## The problem
Every line of the records below should be restated exactly.

(Dataset items)

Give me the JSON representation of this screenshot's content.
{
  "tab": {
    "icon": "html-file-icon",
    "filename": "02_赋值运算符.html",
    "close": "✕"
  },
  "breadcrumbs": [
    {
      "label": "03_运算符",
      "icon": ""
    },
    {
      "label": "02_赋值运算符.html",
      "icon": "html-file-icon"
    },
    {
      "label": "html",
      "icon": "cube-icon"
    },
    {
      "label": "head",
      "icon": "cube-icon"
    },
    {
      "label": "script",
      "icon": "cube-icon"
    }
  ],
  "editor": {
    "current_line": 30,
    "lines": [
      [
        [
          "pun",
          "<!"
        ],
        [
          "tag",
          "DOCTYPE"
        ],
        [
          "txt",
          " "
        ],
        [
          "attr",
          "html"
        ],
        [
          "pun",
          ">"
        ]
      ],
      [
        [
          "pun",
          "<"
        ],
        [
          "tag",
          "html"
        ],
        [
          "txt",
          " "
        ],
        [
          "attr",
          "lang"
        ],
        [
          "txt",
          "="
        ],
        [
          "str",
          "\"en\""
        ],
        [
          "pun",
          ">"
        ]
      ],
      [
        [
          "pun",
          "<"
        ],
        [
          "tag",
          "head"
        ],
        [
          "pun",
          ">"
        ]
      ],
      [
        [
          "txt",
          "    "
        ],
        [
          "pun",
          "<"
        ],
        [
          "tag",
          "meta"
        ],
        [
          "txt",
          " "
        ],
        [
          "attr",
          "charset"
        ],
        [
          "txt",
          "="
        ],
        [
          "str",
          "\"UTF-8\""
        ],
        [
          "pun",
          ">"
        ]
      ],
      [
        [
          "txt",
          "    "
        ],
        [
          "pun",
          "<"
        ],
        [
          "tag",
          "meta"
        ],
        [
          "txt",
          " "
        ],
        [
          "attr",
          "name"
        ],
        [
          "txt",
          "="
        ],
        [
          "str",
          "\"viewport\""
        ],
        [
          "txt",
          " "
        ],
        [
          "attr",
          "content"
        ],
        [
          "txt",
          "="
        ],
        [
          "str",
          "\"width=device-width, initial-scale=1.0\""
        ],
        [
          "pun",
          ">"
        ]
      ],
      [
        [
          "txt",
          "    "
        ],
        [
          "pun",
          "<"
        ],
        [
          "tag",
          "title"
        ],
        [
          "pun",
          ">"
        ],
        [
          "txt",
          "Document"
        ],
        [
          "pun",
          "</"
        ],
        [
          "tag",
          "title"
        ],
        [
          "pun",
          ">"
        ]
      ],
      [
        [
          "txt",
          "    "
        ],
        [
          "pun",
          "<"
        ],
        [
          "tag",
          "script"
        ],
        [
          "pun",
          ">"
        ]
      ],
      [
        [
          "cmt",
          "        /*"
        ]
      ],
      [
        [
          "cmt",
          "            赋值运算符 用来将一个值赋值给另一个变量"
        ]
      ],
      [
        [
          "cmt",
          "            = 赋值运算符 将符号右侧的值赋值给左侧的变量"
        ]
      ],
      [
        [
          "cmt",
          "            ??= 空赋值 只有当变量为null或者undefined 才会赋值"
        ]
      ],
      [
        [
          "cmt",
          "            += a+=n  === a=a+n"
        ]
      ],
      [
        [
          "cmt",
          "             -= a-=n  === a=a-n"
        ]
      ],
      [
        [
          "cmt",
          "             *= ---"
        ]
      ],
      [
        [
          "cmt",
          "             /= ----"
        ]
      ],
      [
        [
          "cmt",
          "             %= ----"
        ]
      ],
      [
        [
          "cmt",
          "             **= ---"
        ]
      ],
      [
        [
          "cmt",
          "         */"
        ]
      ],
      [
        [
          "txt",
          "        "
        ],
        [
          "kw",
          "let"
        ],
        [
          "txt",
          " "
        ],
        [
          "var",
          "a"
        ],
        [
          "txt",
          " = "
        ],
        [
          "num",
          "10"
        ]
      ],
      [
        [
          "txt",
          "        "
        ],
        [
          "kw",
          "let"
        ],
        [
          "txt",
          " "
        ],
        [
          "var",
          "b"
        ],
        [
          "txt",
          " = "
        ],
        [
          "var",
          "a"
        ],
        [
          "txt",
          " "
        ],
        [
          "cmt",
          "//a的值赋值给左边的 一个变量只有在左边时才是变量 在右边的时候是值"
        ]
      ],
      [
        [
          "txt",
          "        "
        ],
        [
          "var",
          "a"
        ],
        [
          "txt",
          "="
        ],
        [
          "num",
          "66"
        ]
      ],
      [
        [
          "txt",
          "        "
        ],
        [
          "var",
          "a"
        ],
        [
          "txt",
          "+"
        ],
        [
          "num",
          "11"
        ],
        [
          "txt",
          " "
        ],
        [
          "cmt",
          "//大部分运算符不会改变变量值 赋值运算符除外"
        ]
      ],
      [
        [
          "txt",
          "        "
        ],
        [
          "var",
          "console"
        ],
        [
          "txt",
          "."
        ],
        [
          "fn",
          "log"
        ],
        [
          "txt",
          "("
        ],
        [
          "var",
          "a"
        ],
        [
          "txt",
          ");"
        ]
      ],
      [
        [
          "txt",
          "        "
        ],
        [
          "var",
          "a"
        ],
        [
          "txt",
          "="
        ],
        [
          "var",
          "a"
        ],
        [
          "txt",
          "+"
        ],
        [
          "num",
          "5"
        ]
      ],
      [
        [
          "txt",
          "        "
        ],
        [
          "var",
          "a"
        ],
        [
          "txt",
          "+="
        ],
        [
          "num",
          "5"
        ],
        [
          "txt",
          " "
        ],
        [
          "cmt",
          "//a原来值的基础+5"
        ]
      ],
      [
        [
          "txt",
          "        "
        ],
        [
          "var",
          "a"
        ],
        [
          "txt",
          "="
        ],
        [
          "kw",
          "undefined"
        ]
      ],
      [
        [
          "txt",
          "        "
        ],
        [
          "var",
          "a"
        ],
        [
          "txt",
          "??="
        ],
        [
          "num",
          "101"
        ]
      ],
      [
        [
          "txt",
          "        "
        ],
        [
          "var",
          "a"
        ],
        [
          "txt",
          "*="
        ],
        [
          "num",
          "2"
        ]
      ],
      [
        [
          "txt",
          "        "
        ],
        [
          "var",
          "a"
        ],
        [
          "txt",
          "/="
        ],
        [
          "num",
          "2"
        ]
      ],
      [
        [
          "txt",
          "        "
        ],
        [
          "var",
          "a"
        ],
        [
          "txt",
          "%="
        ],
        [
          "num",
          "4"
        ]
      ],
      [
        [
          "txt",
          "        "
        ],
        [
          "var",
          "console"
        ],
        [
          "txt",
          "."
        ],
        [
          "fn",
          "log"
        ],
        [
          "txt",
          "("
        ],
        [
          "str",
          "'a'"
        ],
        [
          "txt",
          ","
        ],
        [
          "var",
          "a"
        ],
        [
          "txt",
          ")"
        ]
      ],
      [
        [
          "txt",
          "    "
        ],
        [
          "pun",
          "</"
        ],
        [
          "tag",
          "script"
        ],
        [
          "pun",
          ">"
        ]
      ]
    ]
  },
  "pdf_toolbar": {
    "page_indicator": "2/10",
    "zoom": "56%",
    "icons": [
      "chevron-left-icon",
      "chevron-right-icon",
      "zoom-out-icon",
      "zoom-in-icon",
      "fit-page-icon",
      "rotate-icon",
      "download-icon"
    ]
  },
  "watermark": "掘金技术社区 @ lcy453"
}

## Written response
Give me the JSON representation of this screenshot's content.
{
  "tab": {
    "icon": "html-file-icon",
    "filename": "02_赋值运算符.html",
    "close": "✕"
  },
  "breadcrumbs": [
    {
      "label": "03_运算符",
      "icon": ""
    },
    {
      "label": "02_赋值运算符.html",
      "icon": "html-file-icon"
    },
    {
      "label": "html",
      "icon": "cube-icon"
    },
    {
      "label": "head",
      "icon": "cube-icon"
    },
    {
      "label": "script",
      "icon": "cube-icon"
    }
  ],
  "editor": {
    "current_line": 30,
    "lines": [
      [
        [
          "pun",
          "<!"
        ],
        [
          "tag",
          "DOCTYPE"
        ],
        [
          "txt",
          " "
        ],
        [
          "attr",
          "html"
        ],
        [
          "pun",
          ">"
        ]
      ],
      [
        [
          "pun",
          "<"
        ],
        [
          "tag",
          "html"
        ],
        [
          "txt",
          " "
        ],
        [
          "attr",
          "lang"
        ],
        [
          "txt",
          "="
        ],
        [
          "str",
          "\"en\""
        ],
        [
          "pun",
          ">"
        ]
      ],
      [
        [
          "pun",
          "<"
        ],
        [
          "tag",
          "head"
        ],
        [
          "pun",
          ">"
        ]
      ],
      [
        [
          "txt",
          "    "
        ],
        [
          "pun",
          "<"
        ],
        [
          "tag",
          "meta"
        ],
        [
          "txt",
          " "
        ],
        [
          "attr",
          "charset"
        ],
        [
          "txt",
          "="
        ],
        [
          "str",
          "\"UTF-8\""
        ],
        [
          "pun",
          ">"
        ]
      ],
      [
        [
          "txt",
          "    "
        ],
        [
          "pun",
          "<"
        ],
        [
          "tag",
          "meta"
        ],
        [
          "txt",
          " "
        ],
        [
          "attr",
          "name"
        ],
        [
          "txt",
          "="
        ],
        [
          "str",
          "\"viewport\""
        ],
        [
          "txt",
          " "
        ],
        [
          "attr",
          "content"
        ],
        [
          "txt",
          "="
        ],
        [
          "str",
          "\"width=device-width, initial-scale=1.0\""
        ],
        [
          "pun",
          ">"
        ]
      ],
      [
        [
          "txt",
          "    "
        ],
        [
          "pun",
          "<"
        ],
        [
          "tag",
          "title"
        ],
        [
          "pun",
          ">"
        ],
        [
          "txt",
          "Document"
        ],
        [
          "pun",
          "</"
        ],
        [
          "tag",
          "title"
        ],
        [
          "pun",
          ">"
        ]
      ],
      [
        [
          "txt",
          "    "
        ],
        [
          "pun",
          "<"
        ],
        [
          "tag",
          "script"
        ],
        [
          "pun",
          ">"
        ]
      ],
      [
        [
          "cmt",
          "        /*"
        ]
      ],
      [
        [
          "cmt",
          "            赋值运算符 用来将一个值赋值给另一个变量"
        ]
      ],
      [
        [
          "cmt",
          "            = 赋值运算符 将符号右侧的值赋值给左侧的变量"
        ]
      ],
      [
        [
          "cmt",
          "            ??= 空赋值 只有当变量为null或者undefined 才会赋值"
        ]
      ],
      [
        [
          "cmt",
          "            += a+=n  === a=a+n"
        ]
      ],
      [
        [
          "cmt",
          "             -= a-=n  === a=a-n"
        ]
      ],
      [
        [
          "cmt",
          "             *= ---"
        ]
      ],
      [
        [
          "cmt",
          "             /= ----"
        ]
      ],
      [
        [
          "cmt",
          "             %= ----"
        ]
      ],
      [
        [
          "cmt",
          "             **= ---"
        ]
      ],
      [
        [
          "cmt",
          "         */"
        ]
      ],
      [
        [
          "txt",
          "        "
        ],
        [
          "kw",
          "let"
        ],
        [
          "txt",
          " "
        ],
        [
          "var",
          "a"
        ],
        [
          "txt",
          " = "
        ],
        [
          "num",
          "10"
        ]
      ],
      [
        [
          "txt",
          "        "
        ],
        [
          "kw",
          "let"
        ],
        [
          "txt",
          " "
        ],
        [
          "var",
          "b"
        ],
        [
          "txt",
          " = "
        ],
        [
          "var",
          "a"
        ],
        [
          "txt",
          " "
        ],
        [
          "cmt",
          "//a的值赋值给左边的 一个变量只有在左边时才是变量 在右边的时候是值"
        ]
      ],
      [
        [
          "txt",
          "        "
        ],
        [
          "var",
          "a"
        ],
        [
          "txt",
          "="
        ],
        [
          "num",
          "66"
        ]
      ],
      [
        [
          "txt",
          "        "
        ],
        [
          "var",
          "a"
        ],
        [
          "txt",
          "+"
        ],
        [
          "num",
          "11"
        ],
        [
          "txt",
          " "
        ],
        [
          "cmt",
          "//大部分运算符不会改变变量值 赋值运算符除外"
        ]
      ],
      [
        [
          "txt",
          "        "
        ],
        [
          "var",
          "console"
        ],
        [
          "txt",
          "."
        ],
        [
          "fn",
          "log"
        ],
        [
          "txt",
          "("
        ],
        [
          "var",
          "a"
        ],
        [
          "txt",
          ");"
        ]
      ],
      [
        [
          "txt",
          "        "
        ],
        [
          "var",
          "a"
        ],
        [
          "txt",
          "="
        ],
        [
          "var",
          "a"
        ],
        [
          "txt",
          "+"
        ],
        [
          "num",
          "5"
        ]
      ],
      [
        [
          "txt",
          "        "
        ],
        [
          "var",
          "a"
        ],
        [
          "txt",
          "+="
        ],
        [
          "num",
          "5"
        ],
        [
          "txt",
          " "
        ],
        [
          "cmt",
          "//a原来值的基础+5"
        ]
      ],
      [
        [
          "txt",
          "        "
        ],
        [
          "var",
          "a"
        ],
        [
          "txt",
          "="
        ],
        [
          "kw",
          "undefined"
        ]
      ],
      [
        [
          "txt",
          "        "
        ],
        [
          "var",
          "a"
        ],
        [
          "txt",
          "??="
        ],
        [
          "num",
          "101"
        ]
      ],
      [
        [
          "txt",
          "        "
        ],
        [
          "var",
          "a"
        ],
        [
          "txt",
          "*="
        ],
        [
          "num",
          "2"
        ]
      ],
      [
        [
          "txt",
          "        "
        ],
        [
          "var",
          "a"
        ],
        [
          "txt",
          "/="
        ],
        [
          "num",
          "2"
        ]
      ],
      [
        [
          "txt",
          "        "
        ],
        [
          "var",
          "a"
        ],
        [
          "txt",
          "%="
        ],
        [
          "num",
          "4"
        ]
      ],
      [
        [
          "txt",
          "        "
        ],
        [
          "var",
          "console"
        ],
        [
          "txt",
          "."
        ],
        [
          "fn",
          "log"
        ],
        [
          "txt",
          "("
        ],
        [
          "str",
          "'a'"
        ],
        [
          "txt",
          ","
        ],
        [
          "var",
          "a"
        ],
        [
          "txt",
          ")"
        ]
      ],
      [
        [
          "txt",
          "    "
        ],
        [
          "pun",
          "</"
        ],
        [
          "tag",
          "script"
        ],
        [
          "pun",
          ">"
        ]
      ]
    ]
  },
  "pdf_toolbar": {
    "page_indicator": "2/10",
    "zoom": "56%",
    "icons": [
      "chevron-left-icon",
      "chevron-right-icon",
      "zoom-out-icon",
      "zoom-in-icon",
      "fit-page-icon",
      "rotate-icon",
      "download-icon"
    ]
  },
  "watermark": "掘金技术社区 @ lcy453"
}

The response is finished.